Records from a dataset
────────────────

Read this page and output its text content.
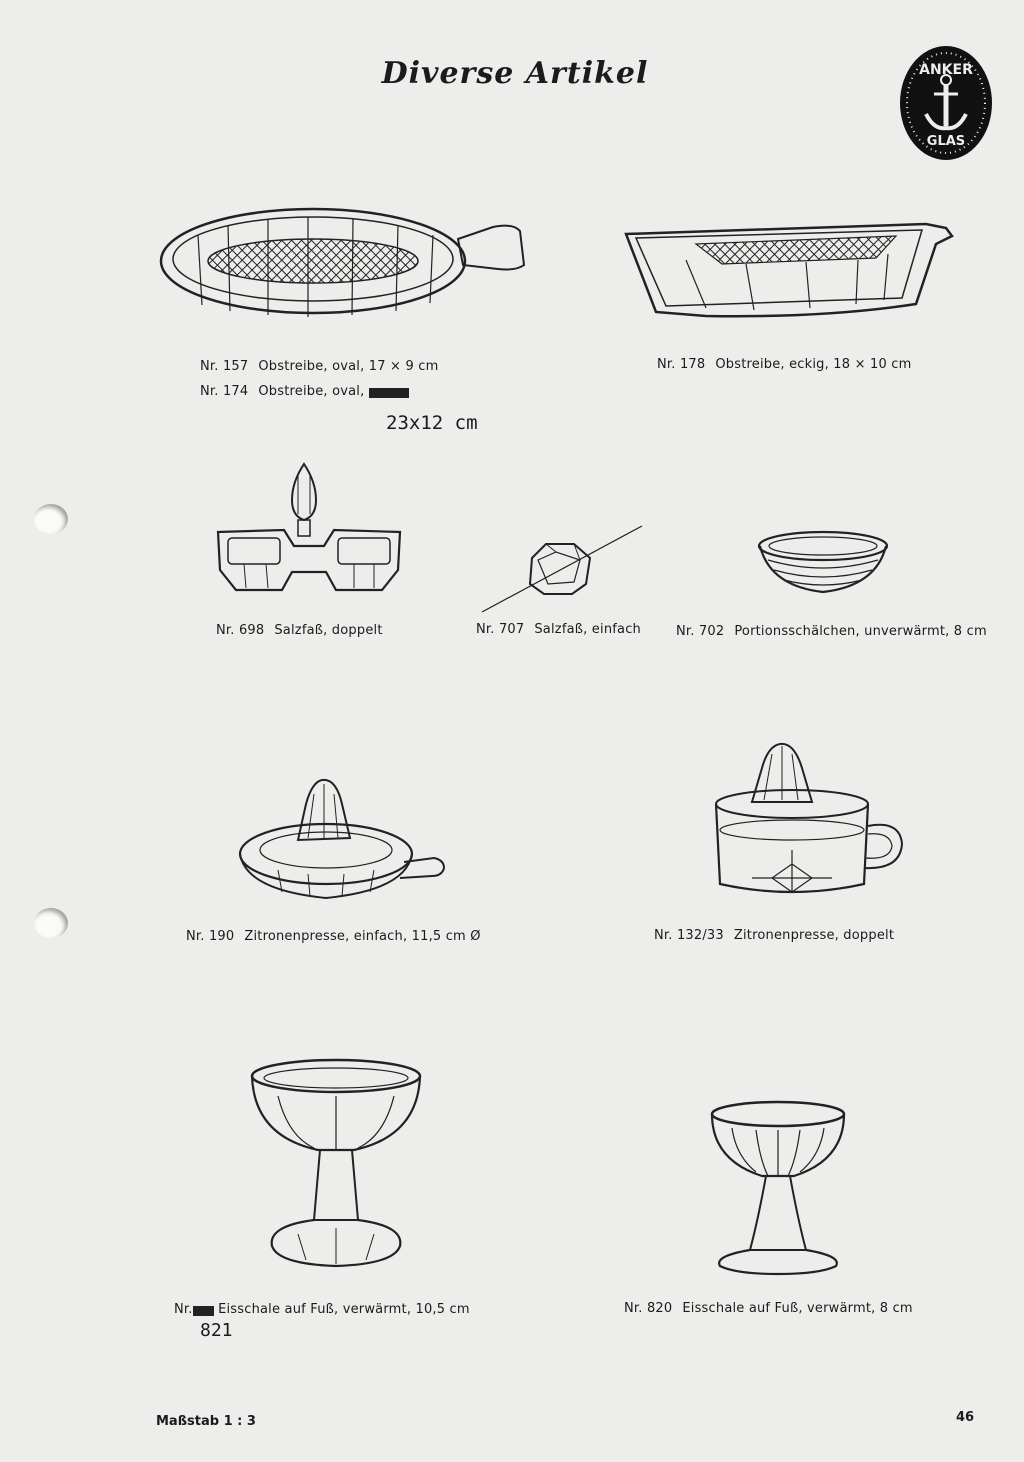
Diverse Artikel	ANKER
GLAS
Nr. 157 Obstreibe, oval, 17 × 9 cm
Nr. 174 Obstreibe, oval, XXXXXX
23x12 cm
Nr. 178 Obstreibe, eckig, 18 × 10 cm
Nr. 698 Salzfaß, doppelt	Nr. 707 Salzfaß, einfach	Nr. 702 Portionsschälchen, unverwärmt, 8 cm
Nr. 190 Zitronenpresse, einfach, 11,5 cm Ø	Nr. 132/33 Zitronenpresse, doppelt
Nr.XXX Eisschale auf Fuß, verwärmt, 10,5 cm
821
Nr. 820 Eisschale auf Fuß, verwärmt, 8 cm
Maßstab 1 : 3	46
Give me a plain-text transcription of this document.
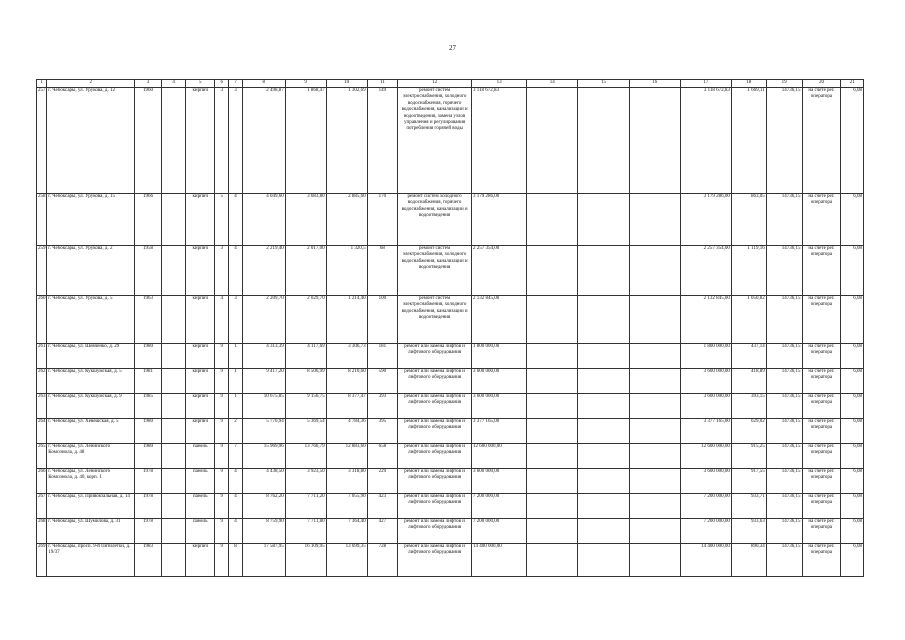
27
1	2	3	4	5	6	7	8	9	10	11	12	13	14	15	16	17	18	19	20	21
257	г. Чебоксары, ул. Урукова, д. 12	1960		кирпич	3	3	2 498,87	1 868,47	1 302,69	149	ремонт систем электроснабжения, холодного водоснабжения, горячего водоснабжения, канализации и водоотведения, замена узлов управления и регулирования потребления горячей воды	3 118 672,83				3 118 672,83	1 669,11	14736,15	на счете рег. оператора	6,08
258	г. Чебоксары, ул. Урукова, д. 15	1966		кирпич	5	4	4 049,60	3 683,80	2 885,60	170	ремонт систем холодного водоснабжения, горячего водоснабжения, канализации и водоотведения	3 179 286,00				3 179 286,00	863,05	14736,15	на счете рег. оператора	6,08
259	г. Чебоксары, ул. Урукова, д. 2	1958		кирпич	3	4	2 219,40	2 017,00	1 320,5	68	ремонт систем электроснабжения, холодного водоснабжения, канализации и водоотведения	2 257 354,00				2 257 354,00	1 119,16	14736,15	на счете рег. оператора	6,08
260	г. Чебоксары, ул. Урукова, д. 5	1963		кирпич	4	3	2 209,70	2 029,70	1 214,40	100	ремонт систем электроснабжения, холодного водоснабжения, канализации и водоотведения	2 132 845,00				2 132 845,00	1 050,82	14736,15	на счете рег. оператора	6,08
261	г. Чебоксары, ул. Шевченко, д. 29	1980		кирпич	9	1	4 313,39	4 117,69	3 306,73	181	ремонт или замена лифтов и лифтового оборудования	1 800 000,00				1 800 000,00	437,14	14736,15	на счете рег. оператора	6,08
262	г. Чебоксары, ул. Кукшумская, д. 5	1981		кирпич	9	1	9 417,20	8 506,99	8 210,60	590	ремонт или замена лифтов и лифтового оборудования	3 600 000,00				3 600 000,00	418,89	14736,15	на счете рег. оператора	6,08
263	г. Чебоксары, ул. Кукшумская, д. 9	1985		кирпич	9	1	10 675,85	9 156,75	8 377,47	393	ремонт или замена лифтов и лифтового оборудования	3 600 000,00				3 600 000,00	393,15	14736,15	на счете рег. оператора	6,08
264	г. Чебоксары, ул. Хевешская, д. 5	1980		кирпич	9	2	5 770,94	5 369,54	4 784,36	395	ремонт или замена лифтов и лифтового оборудования	3 377 165,00				3 377 165,00	629,02	14736,15	на счете рег. оператора	6,08
265	г. Чебоксары, ул. Ленинского Комсомола, д. 48	1980		панель	9	7	15 969,96	13 766,79	12 883,60	658	ремонт или замена лифтов и лифтового оборудования	12 600 000,00				12 600 000,00	915,25	14736,15	на счете рег. оператора	6,08
266	г. Чебоксары, ул. Ленинского Комсомола, д. 40, корп. 1	1978		панель	9	4	4 438,50	3 923,50	3 318,80	229	ремонт или замена лифтов и лифтового оборудования	3 600 000,00				3 600 000,00	917,55	14736,15	на счете рег. оператора	6,08
267	г. Чебоксары, ул. Привокзальная, д. 14	1978		панель	9	4	8 762,20	7 711,20	7 055,90	423	ремонт или замена лифтов и лифтового оборудования	7 200 000,00				7 200 000,00	933,71	14736,15	на счете рег. оператора	6,08
268	г. Чебоксары, ул. Шумилова, д. 31	1978		панель	9	4	8 759,90	7 711,80	7 364,40	427	ремонт или замена лифтов и лифтового оборудования	7 200 000,00				7 200 000,00	933,63	14736,15	на счете рег. оператора	6,08
269	г. Чебоксары, просп. 9-й Пятилетки, д. 19/37	1983		кирпич	9	8	17 587,95	16 109,95	13 699,35	728	ремонт или замена лифтов и лифтового оборудования	14 400 000,00				14 400 000,00	890,34	14736,15	на счете рег. оператора	6,08
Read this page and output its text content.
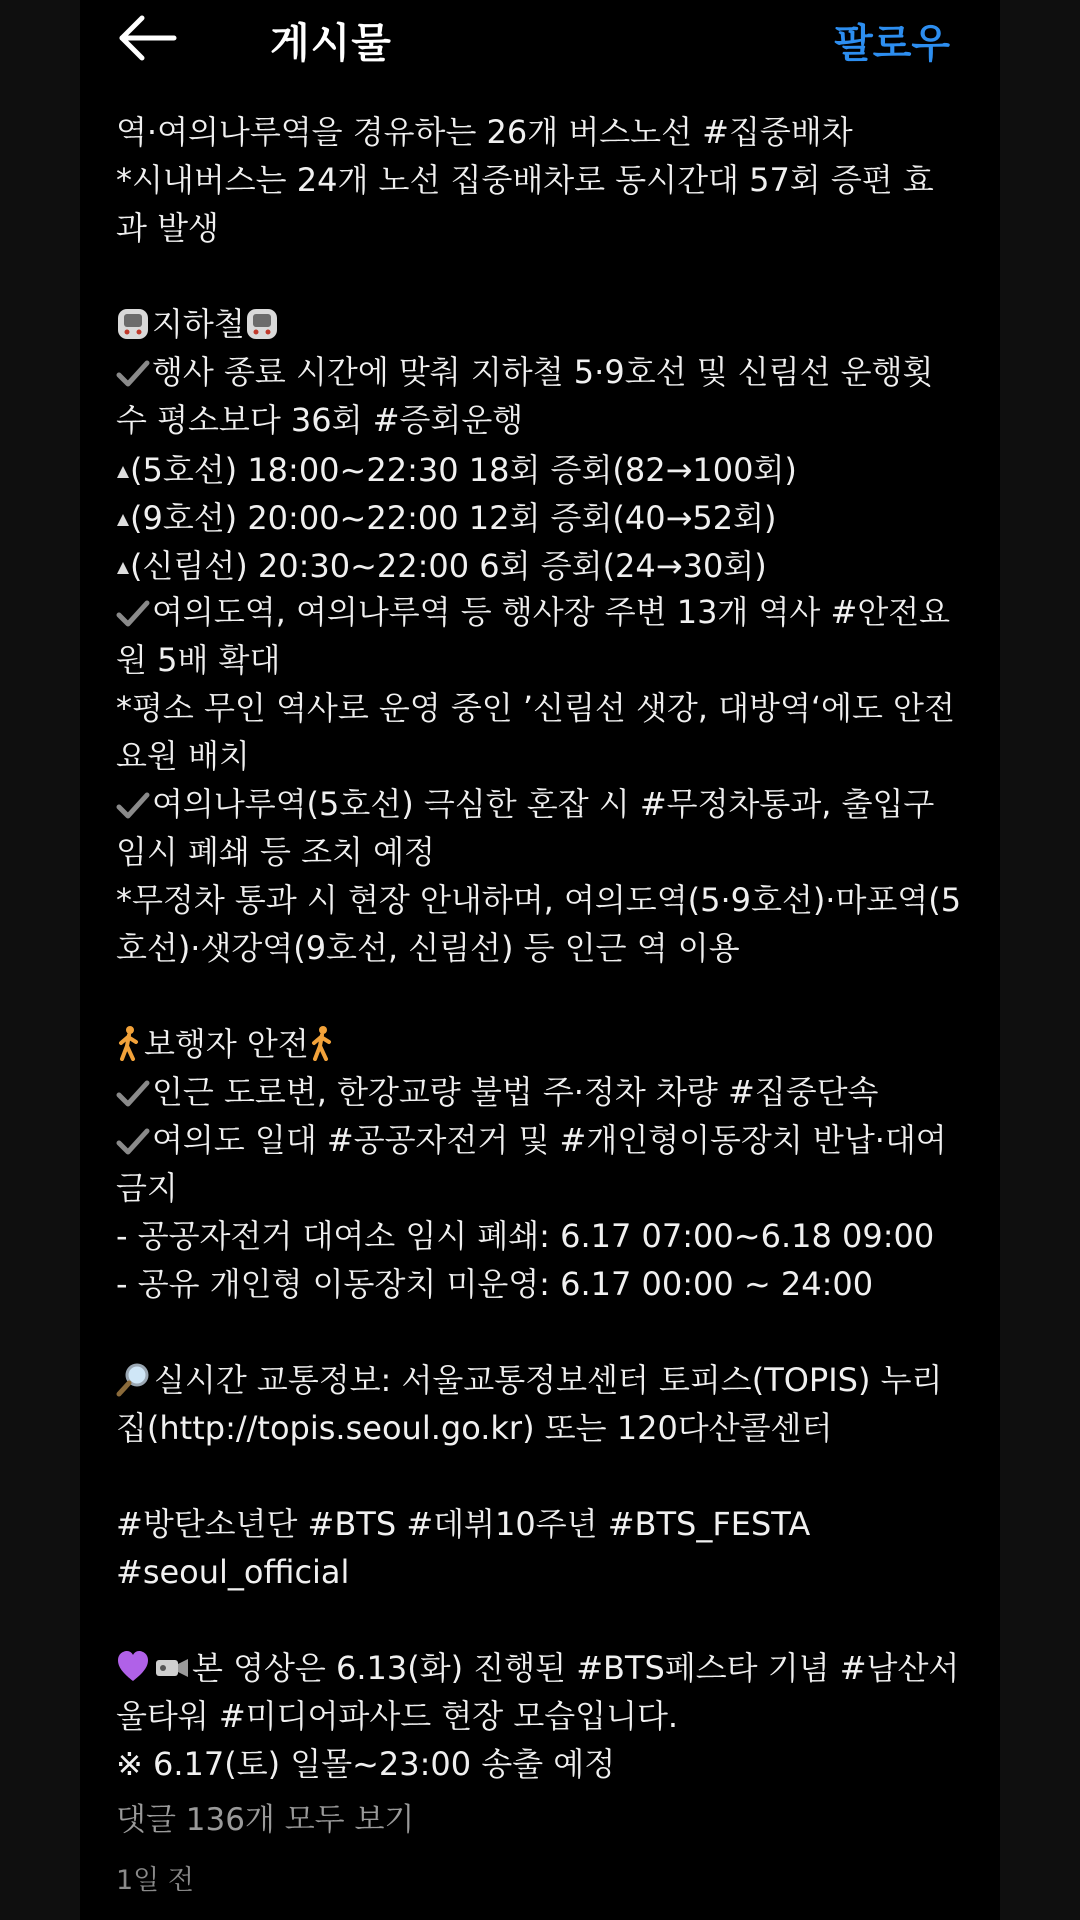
게시물	팔로우
역·여의나루역을 경유하는 26개 버스노선 #집중배차
*시내버스는 24개 노선 집중배차로 동시간대 57회 증편 효
과 발생
지하철
행사 종료 시간에 맞춰 지하철 5·9호선 및 신림선 운행횟
수 평소보다 36회 #증회운행
(5호선) 18:00~22:30 18회 증회(82→100회)
(9호선) 20:00~22:00 12회 증회(40→52회)
(신림선) 20:30~22:00 6회 증회(24→30회)
여의도역, 여의나루역 등 행사장 주변 13개 역사 #안전요
원 5배 확대
*평소 무인 역사로 운영 중인 ’신림선 샛강, 대방역‘에도 안전
요원 배치
여의나루역(5호선) 극심한 혼잡 시 #무정차통과, 출입구
임시 폐쇄 등 조치 예정
*무정차 통과 시 현장 안내하며, 여의도역(5·9호선)·마포역(5
호선)·샛강역(9호선, 신림선) 등 인근 역 이용
보행자 안전
인근 도로변, 한강교량 불법 주·정차 차량 #집중단속
여의도 일대 #공공자전거 및 #개인형이동장치 반납·대여
금지
- 공공자전거 대여소 임시 폐쇄: 6.17 07:00~6.18 09:00
- 공유 개인형 이동장치 미운영: 6.17 00:00 ~ 24:00
실시간 교통정보: 서울교통정보센터 토피스(TOPIS) 누리
집(http://topis.seoul.go.kr) 또는 120다산콜센터
#방탄소년단 #BTS #데뷔10주년 #BTS_FESTA
#seoul_official
본 영상은 6.13(화) 진행된 #BTS페스타 기념 #남산서
울타워 #미디어파사드 현장 모습입니다.
※ 6.17(토) 일몰~23:00 송출 예정
댓글 136개 모두 보기
1일 전
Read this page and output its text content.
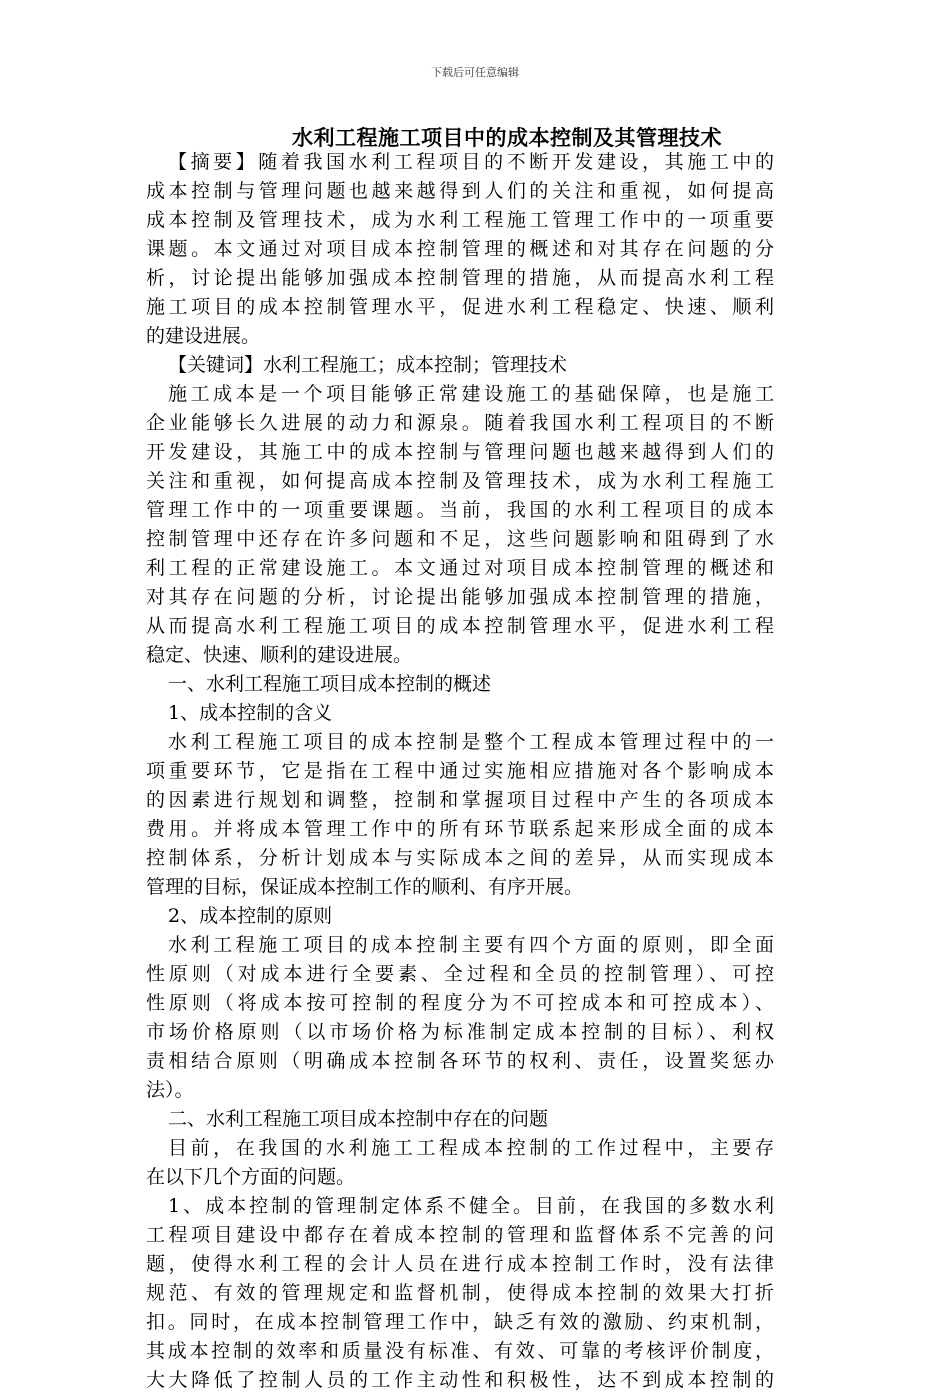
下载后可任意编辑
水利工程施工项目中的成本控制及其管理技术
【摘要】随着我国水利工程项目的不断开发建设，其施工中的
成本控制与管理问题也越来越得到人们的关注和重视，如何提高
成本控制及管理技术，成为水利工程施工管理工作中的一项重要
课题。本文通过对项目成本控制管理的概述和对其存在问题的分
析，讨论提出能够加强成本控制管理的措施，从而提高水利工程
施工项目的成本控制管理水平，促进水利工程稳定、快速、顺利
的建设进展。
【关键词】水利工程施工；成本控制；管理技术
施工成本是一个项目能够正常建设施工的基础保障，也是施工
企业能够长久进展的动力和源泉。随着我国水利工程项目的不断
开发建设，其施工中的成本控制与管理问题也越来越得到人们的
关注和重视，如何提高成本控制及管理技术，成为水利工程施工
管理工作中的一项重要课题。当前，我国的水利工程项目的成本
控制管理中还存在许多问题和不足，这些问题影响和阻碍到了水
利工程的正常建设施工。本文通过对项目成本控制管理的概述和
对其存在问题的分析，讨论提出能够加强成本控制管理的措施，
从而提高水利工程施工项目的成本控制管理水平，促进水利工程
稳定、快速、顺利的建设进展。
一、水利工程施工项目成本控制的概述
1、成本控制的含义
水利工程施工项目的成本控制是整个工程成本管理过程中的一
项重要环节，它是指在工程中通过实施相应措施对各个影响成本
的因素进行规划和调整，控制和掌握项目过程中产生的各项成本
费用。并将成本管理工作中的所有环节联系起来形成全面的成本
控制体系，分析计划成本与实际成本之间的差异，从而实现成本
管理的目标，保证成本控制工作的顺利、有序开展。
2、成本控制的原则
水利工程施工项目的成本控制主要有四个方面的原则，即全面
性原则（对成本进行全要素、全过程和全员的控制管理）、可控
性原则（将成本按可控制的程度分为不可控成本和可控成本）、
市场价格原则（以市场价格为标准制定成本控制的目标）、利权
责相结合原则（明确成本控制各环节的权利、责任，设置奖惩办
法）。
二、水利工程施工项目成本控制中存在的问题
目前，在我国的水利施工工程成本控制的工作过程中，主要存
在以下几个方面的问题。
1、成本控制的管理制定体系不健全。目前，在我国的多数水利
工程项目建设中都存在着成本控制的管理和监督体系不完善的问
题，使得水利工程的会计人员在进行成本控制工作时，没有法律
规范、有效的管理规定和监督机制，使得成本控制的效果大打折
扣。同时，在成本控制管理工作中，缺乏有效的激励、约束机制，
其成本控制的效率和质量没有标准、有效、可靠的考核评价制度，
大大降低了控制人员的工作主动性和积极性，达不到成本控制的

────────────────

Pull out every line containing "einfach".

▶ _SOLUTION_:
Nr. 698 Salzfaß, doppelt	Nr. 707 Salzfaß, einfach	Nr. 702 Portionsschälchen, unverwärmt, 8 cm
Nr. 190 Zitronenpresse, einfach, 11,5 cm Ø	Nr. 132/33 Zitronenpresse, doppelt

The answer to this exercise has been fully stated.